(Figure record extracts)
● ● ● ● ●

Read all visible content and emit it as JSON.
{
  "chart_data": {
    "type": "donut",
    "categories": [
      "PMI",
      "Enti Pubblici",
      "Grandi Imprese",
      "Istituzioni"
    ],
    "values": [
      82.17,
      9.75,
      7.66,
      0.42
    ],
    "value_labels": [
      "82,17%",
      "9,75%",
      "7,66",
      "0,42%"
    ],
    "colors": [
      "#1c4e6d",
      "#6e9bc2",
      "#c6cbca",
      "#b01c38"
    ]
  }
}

● ● ● ● ●

* **WRITTEN TASK**
Output the listing above word for word.

* **FINISHED ANSWER**
Read all visible content and emit it as JSON.
{
  "chart_data": {
    "type": "donut",
    "categories": [
      "PMI",
      "Enti Pubblici",
      "Grandi Imprese",
      "Istituzioni"
    ],
    "values": [
      82.17,
      9.75,
      7.66,
      0.42
    ],
    "value_labels": [
      "82,17%",
      "9,75%",
      "7,66",
      "0,42%"
    ],
    "colors": [
      "#1c4e6d",
      "#6e9bc2",
      "#c6cbca",
      "#b01c38"
    ]
  }
}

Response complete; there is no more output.